• Work required: Determine the number of lines in the listing below where the string "Σύγκριση" occurs; answer with the number alone.

• Working data:

•••

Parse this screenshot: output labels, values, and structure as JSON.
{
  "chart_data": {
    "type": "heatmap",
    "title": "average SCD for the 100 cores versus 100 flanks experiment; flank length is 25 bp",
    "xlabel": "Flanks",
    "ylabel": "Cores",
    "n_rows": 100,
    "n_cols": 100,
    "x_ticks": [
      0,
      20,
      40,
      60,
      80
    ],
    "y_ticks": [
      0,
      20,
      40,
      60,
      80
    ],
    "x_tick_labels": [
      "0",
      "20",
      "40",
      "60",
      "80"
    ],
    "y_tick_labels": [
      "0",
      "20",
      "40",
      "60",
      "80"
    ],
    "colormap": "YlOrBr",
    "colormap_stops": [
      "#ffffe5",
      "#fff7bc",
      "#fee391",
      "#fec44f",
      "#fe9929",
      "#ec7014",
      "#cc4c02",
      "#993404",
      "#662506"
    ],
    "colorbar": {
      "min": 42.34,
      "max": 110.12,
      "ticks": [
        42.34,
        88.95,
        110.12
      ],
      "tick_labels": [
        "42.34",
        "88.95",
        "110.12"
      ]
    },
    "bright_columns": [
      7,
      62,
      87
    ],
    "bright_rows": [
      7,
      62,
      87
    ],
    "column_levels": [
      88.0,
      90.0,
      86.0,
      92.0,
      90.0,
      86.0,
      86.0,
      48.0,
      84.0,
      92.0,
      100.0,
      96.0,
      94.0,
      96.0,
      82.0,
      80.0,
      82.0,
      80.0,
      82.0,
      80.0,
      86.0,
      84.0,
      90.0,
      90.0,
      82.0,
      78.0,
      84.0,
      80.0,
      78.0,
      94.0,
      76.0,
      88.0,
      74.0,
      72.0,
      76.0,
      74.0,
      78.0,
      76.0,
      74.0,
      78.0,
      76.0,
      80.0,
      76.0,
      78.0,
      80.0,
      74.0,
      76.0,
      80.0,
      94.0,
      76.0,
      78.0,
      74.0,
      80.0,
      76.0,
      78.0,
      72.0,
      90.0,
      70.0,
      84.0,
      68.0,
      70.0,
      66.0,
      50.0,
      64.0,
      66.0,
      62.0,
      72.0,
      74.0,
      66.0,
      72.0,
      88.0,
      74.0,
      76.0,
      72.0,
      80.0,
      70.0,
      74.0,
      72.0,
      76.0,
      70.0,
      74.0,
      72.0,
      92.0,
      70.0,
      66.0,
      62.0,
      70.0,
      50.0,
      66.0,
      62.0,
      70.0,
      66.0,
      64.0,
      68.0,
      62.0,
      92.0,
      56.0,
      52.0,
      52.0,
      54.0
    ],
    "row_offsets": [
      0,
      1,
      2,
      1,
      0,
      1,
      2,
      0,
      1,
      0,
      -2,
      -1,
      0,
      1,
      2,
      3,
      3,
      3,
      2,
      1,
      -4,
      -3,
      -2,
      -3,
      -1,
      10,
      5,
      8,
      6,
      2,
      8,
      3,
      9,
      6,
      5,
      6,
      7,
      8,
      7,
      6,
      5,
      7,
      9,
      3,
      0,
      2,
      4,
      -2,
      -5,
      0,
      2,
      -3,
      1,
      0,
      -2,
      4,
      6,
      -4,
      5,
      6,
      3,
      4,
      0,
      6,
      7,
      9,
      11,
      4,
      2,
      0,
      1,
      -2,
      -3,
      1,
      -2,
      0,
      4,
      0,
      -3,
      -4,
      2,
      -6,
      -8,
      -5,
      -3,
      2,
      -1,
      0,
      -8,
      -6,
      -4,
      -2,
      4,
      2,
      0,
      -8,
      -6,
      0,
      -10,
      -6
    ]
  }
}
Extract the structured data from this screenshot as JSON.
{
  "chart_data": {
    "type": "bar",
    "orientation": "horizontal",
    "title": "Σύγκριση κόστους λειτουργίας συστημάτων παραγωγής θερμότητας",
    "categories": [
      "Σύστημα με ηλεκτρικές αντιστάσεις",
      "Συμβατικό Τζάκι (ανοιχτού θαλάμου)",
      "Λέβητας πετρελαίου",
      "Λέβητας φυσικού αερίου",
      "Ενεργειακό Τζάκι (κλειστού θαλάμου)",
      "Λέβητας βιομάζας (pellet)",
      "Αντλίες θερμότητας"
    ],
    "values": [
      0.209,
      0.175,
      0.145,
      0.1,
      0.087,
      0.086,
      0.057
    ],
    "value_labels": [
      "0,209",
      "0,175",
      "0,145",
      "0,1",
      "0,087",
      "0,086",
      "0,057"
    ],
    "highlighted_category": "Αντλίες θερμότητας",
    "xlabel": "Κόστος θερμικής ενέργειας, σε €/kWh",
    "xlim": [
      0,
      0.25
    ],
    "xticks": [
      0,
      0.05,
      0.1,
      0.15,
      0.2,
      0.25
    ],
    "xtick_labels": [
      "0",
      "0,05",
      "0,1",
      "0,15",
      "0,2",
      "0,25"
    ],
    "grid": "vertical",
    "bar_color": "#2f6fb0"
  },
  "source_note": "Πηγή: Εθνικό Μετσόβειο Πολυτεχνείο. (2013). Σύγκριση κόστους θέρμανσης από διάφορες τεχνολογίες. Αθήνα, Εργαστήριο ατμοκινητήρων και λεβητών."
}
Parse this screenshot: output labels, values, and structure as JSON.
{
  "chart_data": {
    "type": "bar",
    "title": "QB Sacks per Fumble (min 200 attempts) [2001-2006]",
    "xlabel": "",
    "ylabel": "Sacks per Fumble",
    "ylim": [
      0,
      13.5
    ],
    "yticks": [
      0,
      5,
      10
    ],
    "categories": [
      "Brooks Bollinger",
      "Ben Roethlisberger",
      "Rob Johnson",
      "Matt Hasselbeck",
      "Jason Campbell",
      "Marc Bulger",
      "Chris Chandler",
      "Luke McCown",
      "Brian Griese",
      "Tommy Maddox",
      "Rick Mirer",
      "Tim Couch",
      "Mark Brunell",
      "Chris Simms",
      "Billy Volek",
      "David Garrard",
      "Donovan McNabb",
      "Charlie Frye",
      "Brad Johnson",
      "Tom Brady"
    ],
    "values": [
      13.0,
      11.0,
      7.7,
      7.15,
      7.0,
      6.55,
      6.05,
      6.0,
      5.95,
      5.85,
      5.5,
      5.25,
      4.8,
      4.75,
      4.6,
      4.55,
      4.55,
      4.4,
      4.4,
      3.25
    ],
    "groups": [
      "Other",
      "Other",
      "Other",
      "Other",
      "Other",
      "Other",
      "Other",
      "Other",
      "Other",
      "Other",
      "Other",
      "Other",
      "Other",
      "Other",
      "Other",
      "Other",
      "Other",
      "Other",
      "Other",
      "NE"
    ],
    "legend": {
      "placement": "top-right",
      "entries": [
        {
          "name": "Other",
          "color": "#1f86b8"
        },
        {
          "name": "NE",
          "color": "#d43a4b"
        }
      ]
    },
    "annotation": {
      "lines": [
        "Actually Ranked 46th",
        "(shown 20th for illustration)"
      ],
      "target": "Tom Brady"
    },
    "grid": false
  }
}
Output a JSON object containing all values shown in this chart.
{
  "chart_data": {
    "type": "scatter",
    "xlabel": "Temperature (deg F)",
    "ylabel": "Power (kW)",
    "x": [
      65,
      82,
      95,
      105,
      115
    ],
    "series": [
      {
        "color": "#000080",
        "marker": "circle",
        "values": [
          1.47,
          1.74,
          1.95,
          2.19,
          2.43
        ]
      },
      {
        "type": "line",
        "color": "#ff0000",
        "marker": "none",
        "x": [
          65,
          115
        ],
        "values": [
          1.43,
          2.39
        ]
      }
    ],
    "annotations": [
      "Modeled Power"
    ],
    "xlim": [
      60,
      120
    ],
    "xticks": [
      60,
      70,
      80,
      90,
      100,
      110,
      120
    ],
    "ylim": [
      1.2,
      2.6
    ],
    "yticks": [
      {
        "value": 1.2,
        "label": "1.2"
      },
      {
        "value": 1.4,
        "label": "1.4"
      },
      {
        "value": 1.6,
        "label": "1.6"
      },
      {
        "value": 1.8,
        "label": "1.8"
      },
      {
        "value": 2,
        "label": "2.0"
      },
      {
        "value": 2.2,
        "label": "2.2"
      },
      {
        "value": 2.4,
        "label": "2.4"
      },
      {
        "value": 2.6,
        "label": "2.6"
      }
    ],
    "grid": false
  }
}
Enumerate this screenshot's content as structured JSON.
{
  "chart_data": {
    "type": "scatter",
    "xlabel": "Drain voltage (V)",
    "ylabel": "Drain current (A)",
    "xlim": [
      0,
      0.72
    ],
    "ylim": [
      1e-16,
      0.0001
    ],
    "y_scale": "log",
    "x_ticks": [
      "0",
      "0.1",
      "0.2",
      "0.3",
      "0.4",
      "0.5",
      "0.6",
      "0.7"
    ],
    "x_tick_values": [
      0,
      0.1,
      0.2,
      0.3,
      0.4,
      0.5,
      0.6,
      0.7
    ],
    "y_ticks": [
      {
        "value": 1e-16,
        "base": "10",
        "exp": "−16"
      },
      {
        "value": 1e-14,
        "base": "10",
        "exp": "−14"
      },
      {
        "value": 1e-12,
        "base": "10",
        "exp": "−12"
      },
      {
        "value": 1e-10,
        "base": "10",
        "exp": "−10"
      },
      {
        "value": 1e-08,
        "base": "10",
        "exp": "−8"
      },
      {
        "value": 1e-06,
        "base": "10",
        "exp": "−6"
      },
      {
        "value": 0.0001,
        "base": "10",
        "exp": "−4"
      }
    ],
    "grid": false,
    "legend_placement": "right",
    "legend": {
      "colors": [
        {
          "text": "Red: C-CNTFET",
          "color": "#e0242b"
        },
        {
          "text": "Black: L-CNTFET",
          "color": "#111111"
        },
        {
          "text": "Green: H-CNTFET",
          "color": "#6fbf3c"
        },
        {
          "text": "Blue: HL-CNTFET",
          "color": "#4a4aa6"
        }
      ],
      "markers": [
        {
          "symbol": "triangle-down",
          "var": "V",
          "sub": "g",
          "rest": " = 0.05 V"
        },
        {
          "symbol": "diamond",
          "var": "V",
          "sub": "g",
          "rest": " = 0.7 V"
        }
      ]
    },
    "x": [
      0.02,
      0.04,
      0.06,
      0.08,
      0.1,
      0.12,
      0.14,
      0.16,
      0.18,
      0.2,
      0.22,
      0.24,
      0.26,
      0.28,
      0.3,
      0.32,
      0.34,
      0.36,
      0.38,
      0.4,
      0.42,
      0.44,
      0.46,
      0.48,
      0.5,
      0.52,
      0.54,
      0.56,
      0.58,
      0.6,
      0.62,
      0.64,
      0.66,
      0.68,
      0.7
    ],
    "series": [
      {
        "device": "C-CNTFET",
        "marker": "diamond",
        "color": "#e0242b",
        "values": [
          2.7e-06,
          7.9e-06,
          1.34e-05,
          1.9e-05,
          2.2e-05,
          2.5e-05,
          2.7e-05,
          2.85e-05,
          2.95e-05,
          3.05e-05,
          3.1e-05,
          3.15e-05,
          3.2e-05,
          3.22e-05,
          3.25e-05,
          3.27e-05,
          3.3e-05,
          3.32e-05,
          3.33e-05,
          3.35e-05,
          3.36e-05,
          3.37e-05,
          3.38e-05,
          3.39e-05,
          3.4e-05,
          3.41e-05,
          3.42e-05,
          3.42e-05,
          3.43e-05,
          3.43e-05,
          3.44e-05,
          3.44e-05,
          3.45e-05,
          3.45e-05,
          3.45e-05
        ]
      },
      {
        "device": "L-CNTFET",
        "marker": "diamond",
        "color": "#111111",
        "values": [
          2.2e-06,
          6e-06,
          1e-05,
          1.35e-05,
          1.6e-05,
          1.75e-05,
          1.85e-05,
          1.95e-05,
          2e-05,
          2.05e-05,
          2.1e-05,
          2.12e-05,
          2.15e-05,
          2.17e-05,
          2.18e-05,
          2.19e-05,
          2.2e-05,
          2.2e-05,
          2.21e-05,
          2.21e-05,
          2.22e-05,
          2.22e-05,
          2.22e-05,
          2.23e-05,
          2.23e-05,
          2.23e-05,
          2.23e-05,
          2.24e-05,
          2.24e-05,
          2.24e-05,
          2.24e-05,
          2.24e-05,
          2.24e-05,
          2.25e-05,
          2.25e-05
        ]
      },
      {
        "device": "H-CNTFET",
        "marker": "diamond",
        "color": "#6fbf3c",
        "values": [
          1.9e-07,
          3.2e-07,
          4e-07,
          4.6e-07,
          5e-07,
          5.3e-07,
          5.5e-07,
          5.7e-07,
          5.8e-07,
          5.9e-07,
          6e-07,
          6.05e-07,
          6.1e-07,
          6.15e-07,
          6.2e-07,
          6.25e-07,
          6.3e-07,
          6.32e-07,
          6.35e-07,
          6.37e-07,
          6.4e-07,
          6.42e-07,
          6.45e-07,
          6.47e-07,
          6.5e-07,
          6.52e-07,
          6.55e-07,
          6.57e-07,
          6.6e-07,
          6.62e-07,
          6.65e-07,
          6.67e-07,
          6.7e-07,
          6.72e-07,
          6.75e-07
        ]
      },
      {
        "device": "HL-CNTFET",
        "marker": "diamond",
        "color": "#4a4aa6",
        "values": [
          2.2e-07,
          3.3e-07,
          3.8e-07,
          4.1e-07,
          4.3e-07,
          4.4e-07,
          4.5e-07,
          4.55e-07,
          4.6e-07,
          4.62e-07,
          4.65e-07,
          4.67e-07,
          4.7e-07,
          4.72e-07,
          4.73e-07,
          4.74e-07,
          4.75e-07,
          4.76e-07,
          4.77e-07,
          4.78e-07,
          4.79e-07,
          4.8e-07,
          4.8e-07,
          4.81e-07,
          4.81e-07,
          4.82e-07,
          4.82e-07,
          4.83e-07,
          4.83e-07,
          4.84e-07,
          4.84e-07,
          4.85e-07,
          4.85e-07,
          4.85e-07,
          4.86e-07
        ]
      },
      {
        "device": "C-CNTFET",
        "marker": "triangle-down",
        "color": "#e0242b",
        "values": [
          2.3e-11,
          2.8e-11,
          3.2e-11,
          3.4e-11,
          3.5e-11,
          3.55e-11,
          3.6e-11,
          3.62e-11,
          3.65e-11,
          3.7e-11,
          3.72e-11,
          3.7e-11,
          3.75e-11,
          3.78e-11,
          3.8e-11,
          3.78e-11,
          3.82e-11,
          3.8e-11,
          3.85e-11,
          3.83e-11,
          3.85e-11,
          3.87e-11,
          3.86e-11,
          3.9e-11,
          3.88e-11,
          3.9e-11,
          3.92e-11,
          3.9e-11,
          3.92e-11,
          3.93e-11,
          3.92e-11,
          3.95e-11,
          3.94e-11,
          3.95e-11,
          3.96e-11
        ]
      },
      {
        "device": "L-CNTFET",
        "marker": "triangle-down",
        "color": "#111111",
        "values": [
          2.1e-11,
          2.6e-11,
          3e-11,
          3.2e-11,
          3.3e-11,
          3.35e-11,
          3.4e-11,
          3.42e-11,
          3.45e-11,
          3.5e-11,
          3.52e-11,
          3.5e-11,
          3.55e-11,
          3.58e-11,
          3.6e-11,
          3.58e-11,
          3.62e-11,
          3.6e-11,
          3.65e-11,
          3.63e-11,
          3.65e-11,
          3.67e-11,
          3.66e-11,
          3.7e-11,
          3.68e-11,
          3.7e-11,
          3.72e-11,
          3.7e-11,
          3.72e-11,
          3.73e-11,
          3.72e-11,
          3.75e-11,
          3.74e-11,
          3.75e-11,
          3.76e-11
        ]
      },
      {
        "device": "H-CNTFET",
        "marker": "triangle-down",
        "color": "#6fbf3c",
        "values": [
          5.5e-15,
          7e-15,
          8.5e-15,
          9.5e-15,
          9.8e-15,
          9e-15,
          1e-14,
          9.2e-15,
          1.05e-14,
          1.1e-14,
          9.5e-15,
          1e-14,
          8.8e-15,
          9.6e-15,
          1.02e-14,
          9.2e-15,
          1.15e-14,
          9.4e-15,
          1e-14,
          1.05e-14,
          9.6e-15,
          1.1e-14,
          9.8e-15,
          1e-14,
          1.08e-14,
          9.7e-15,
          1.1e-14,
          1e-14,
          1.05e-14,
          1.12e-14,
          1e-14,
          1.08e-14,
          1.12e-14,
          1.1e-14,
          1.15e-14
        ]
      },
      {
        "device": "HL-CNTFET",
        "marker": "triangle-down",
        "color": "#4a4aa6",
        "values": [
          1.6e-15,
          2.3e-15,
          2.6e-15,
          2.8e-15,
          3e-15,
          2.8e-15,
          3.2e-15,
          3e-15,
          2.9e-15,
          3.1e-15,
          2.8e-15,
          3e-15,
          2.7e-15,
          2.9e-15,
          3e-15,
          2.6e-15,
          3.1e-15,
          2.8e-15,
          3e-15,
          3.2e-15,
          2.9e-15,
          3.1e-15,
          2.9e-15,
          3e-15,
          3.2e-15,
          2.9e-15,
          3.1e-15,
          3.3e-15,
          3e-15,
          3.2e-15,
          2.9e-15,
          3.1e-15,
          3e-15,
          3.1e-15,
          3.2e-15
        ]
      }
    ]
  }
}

•••

• The reply: 2